## start INPUT DATA
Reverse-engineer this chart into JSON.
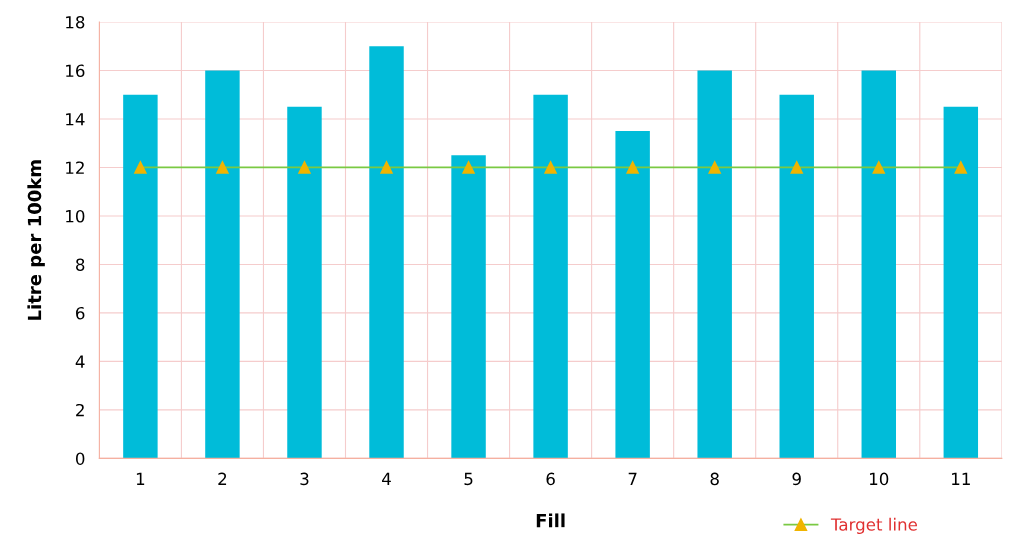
{
  "chart_data": {
    "type": "bar",
    "xlabel": "Fill",
    "ylabel": "Litre per 100km",
    "categories": [
      "1",
      "2",
      "3",
      "4",
      "5",
      "6",
      "7",
      "8",
      "9",
      "10",
      "11"
    ],
    "series": [
      {
        "color": "#00bcd9",
        "values": [
          15,
          16,
          14.5,
          17,
          12.5,
          15,
          13.5,
          16,
          15,
          16,
          14.5
        ]
      },
      {
        "type": "line",
        "name": "Target line",
        "color": "#7ac943",
        "marker": "triangle",
        "values": [
          12,
          12,
          12,
          12,
          12,
          12,
          12,
          12,
          12,
          12,
          12
        ]
      }
    ],
    "ylim": [
      0,
      18
    ],
    "yticks": [
      0,
      2,
      4,
      6,
      8,
      10,
      12,
      14,
      16,
      18
    ],
    "grid": true,
    "legend": "bottom right"
  }
}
## end INPUT DATA
■ WHAT IS NEEDED
Pictures stay out of the copy; please restate every record above exactly.

■ COMPLETED TASK
Reverse-engineer this chart into JSON.
{
  "chart_data": {
    "type": "bar",
    "xlabel": "Fill",
    "ylabel": "Litre per 100km",
    "categories": [
      "1",
      "2",
      "3",
      "4",
      "5",
      "6",
      "7",
      "8",
      "9",
      "10",
      "11"
    ],
    "series": [
      {
        "color": "#00bcd9",
        "values": [
          15,
          16,
          14.5,
          17,
          12.5,
          15,
          13.5,
          16,
          15,
          16,
          14.5
        ]
      },
      {
        "type": "line",
        "name": "Target line",
        "color": "#7ac943",
        "marker": "triangle",
        "values": [
          12,
          12,
          12,
          12,
          12,
          12,
          12,
          12,
          12,
          12,
          12
        ]
      }
    ],
    "ylim": [
      0,
      18
    ],
    "yticks": [
      0,
      2,
      4,
      6,
      8,
      10,
      12,
      14,
      16,
      18
    ],
    "grid": true,
    "legend": "bottom right"
  }
}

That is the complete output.